# The task
Every record below is to be retyped exactly.

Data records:
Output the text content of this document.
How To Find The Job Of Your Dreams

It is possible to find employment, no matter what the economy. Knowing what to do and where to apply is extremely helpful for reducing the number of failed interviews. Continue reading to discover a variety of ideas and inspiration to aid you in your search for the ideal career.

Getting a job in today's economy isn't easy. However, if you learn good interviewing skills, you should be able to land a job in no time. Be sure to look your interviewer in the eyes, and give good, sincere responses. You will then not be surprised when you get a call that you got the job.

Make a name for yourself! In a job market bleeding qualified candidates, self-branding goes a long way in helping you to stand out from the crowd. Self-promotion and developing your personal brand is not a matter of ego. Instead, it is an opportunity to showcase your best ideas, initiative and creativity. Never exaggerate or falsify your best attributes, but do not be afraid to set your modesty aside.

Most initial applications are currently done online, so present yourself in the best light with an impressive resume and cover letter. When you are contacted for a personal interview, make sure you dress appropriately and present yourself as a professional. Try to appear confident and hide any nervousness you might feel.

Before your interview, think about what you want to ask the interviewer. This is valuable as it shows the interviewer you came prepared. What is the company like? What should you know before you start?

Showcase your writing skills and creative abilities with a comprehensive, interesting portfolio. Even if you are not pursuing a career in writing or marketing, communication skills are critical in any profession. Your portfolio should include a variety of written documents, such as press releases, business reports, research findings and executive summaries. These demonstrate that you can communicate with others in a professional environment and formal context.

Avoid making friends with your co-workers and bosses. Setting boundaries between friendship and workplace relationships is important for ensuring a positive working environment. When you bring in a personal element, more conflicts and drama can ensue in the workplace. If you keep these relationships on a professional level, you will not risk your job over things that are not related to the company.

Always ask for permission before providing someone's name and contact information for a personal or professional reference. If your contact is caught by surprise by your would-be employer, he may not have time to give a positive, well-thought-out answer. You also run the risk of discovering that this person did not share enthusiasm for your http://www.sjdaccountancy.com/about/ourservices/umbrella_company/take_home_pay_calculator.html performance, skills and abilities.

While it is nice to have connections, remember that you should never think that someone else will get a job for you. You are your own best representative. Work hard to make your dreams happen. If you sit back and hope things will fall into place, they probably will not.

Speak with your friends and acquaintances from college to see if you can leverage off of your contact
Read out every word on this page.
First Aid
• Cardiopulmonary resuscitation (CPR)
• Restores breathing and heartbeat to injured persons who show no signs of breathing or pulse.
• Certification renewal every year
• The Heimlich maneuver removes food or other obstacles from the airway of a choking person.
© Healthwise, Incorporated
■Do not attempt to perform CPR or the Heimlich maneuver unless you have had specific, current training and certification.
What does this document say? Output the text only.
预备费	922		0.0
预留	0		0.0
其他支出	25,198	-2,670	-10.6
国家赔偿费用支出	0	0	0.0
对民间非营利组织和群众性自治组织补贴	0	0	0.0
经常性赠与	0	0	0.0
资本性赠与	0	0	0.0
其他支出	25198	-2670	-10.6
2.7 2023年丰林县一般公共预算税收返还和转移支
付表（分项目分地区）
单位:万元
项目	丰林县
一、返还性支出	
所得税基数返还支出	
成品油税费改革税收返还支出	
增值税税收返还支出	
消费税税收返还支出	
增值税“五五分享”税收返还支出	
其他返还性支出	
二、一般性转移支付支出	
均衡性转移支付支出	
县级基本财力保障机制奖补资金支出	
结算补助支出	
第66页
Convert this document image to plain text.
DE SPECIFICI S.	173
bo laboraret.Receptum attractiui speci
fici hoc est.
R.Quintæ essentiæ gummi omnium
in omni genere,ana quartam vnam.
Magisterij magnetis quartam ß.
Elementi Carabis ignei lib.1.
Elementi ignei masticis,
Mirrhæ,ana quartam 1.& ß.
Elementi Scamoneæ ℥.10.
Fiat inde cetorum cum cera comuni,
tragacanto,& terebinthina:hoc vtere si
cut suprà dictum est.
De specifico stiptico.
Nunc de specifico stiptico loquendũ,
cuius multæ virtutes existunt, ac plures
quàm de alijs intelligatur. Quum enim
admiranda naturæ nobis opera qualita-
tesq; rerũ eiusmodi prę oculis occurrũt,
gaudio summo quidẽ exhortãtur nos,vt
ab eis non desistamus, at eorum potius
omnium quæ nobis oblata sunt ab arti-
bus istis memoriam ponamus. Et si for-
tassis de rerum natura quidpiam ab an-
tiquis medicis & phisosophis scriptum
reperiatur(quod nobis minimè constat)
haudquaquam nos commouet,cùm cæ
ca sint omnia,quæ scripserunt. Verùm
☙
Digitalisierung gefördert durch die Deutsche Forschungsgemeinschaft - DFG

# Exercise output
Output the text content of this document.
How To Find The Job Of Your Dreams

It is possible to find employment, no matter what the economy. Knowing what to do and where to apply is extremely helpful for reducing the number of failed interviews. Continue reading to discover a variety of ideas and inspiration to aid you in your search for the ideal career.

Getting a job in today's economy isn't easy. However, if you learn good interviewing skills, you should be able to land a job in no time. Be sure to look your interviewer in the eyes, and give good, sincere responses. You will then not be surprised when you get a call that you got the job.

Make a name for yourself! In a job market bleeding qualified candidates, self-branding goes a long way in helping you to stand out from the crowd. Self-promotion and developing your personal brand is not a matter of ego. Instead, it is an opportunity to showcase your best ideas, initiative and creativity. Never exaggerate or falsify your best attributes, but do not be afraid to set your modesty aside.

Most initial applications are currently done online, so present yourself in the best light with an impressive resume and cover letter. When you are contacted for a personal interview, make sure you dress appropriately and present yourself as a professional. Try to appear confident and hide any nervousness you might feel.

Before your interview, think about what you want to ask the interviewer. This is valuable as it shows the interviewer you came prepared. What is the company like? What should you know before you start?

Showcase your writing skills and creative abilities with a comprehensive, interesting portfolio. Even if you are not pursuing a career in writing or marketing, communication skills are critical in any profession. Your portfolio should include a variety of written documents, such as press releases, business reports, research findings and executive summaries. These demonstrate that you can communicate with others in a professional environment and formal context.

Avoid making friends with your co-workers and bosses. Setting boundaries between friendship and workplace relationships is important for ensuring a positive working environment. When you bring in a personal element, more conflicts and drama can ensue in the workplace. If you keep these relationships on a professional level, you will not risk your job over things that are not related to the company.

Always ask for permission before providing someone's name and contact information for a personal or professional reference. If your contact is caught by surprise by your would-be employer, he may not have time to give a positive, well-thought-out answer. You also run the risk of discovering that this person did not share enthusiasm for your http://www.sjdaccountancy.com/about/ourservices/umbrella_company/take_home_pay_calculator.html performance, skills and abilities.

While it is nice to have connections, remember that you should never think that someone else will get a job for you. You are your own best representative. Work hard to make your dreams happen. If you sit back and hope things will fall into place, they probably will not.

Speak with your friends and acquaintances from college to see if you can leverage off of your contact
Read out every word on this page.
First Aid
• Cardiopulmonary resuscitation (CPR)
• Restores breathing and heartbeat to injured persons who show no signs of breathing or pulse.
• Certification renewal every year
• The Heimlich maneuver removes food or other obstacles from the airway of a choking person.
© Healthwise, Incorporated
■Do not attempt to perform CPR or the Heimlich maneuver unless you have had specific, current training and certification.
What does this document say? Output the text only.
预备费	922		0.0
预留	0		0.0
其他支出	25,198	-2,670	-10.6
国家赔偿费用支出	0	0	0.0
对民间非营利组织和群众性自治组织补贴	0	0	0.0
经常性赠与	0	0	0.0
资本性赠与	0	0	0.0
其他支出	25198	-2670	-10.6
2.7 2023年丰林县一般公共预算税收返还和转移支
付表（分项目分地区）
单位:万元
项目	丰林县
一、返还性支出	
所得税基数返还支出	
成品油税费改革税收返还支出	
增值税税收返还支出	
消费税税收返还支出	
增值税“五五分享”税收返还支出	
其他返还性支出	
二、一般性转移支付支出	
均衡性转移支付支出	
县级基本财力保障机制奖补资金支出	
结算补助支出	
第66页
Convert this document image to plain text.
DE SPECIFICI S.	173
bo laboraret.Receptum attractiui speci
fici hoc est.
R.Quintæ essentiæ gummi omnium
in omni genere,ana quartam vnam.
Magisterij magnetis quartam ß.
Elementi Carabis ignei lib.1.
Elementi ignei masticis,
Mirrhæ,ana quartam 1.& ß.
Elementi Scamoneæ ℥.10.
Fiat inde cetorum cum cera comuni,
tragacanto,& terebinthina:hoc vtere si
cut suprà dictum est.
De specifico stiptico.
Nunc de specifico stiptico loquendũ,
cuius multæ virtutes existunt, ac plures
quàm de alijs intelligatur. Quum enim
admiranda naturæ nobis opera qualita-
tesq; rerũ eiusmodi prę oculis occurrũt,
gaudio summo quidẽ exhortãtur nos,vt
ab eis non desistamus, at eorum potius
omnium quæ nobis oblata sunt ab arti-
bus istis memoriam ponamus. Et si for-
tassis de rerum natura quidpiam ab an-
tiquis medicis & phisosophis scriptum
reperiatur(quod nobis minimè constat)
haudquaquam nos commouet,cùm cæ
ca sint omnia,quæ scripserunt. Verùm
☙
Digitalisierung gefördert durch die Deutsche Forschungsgemeinschaft - DFG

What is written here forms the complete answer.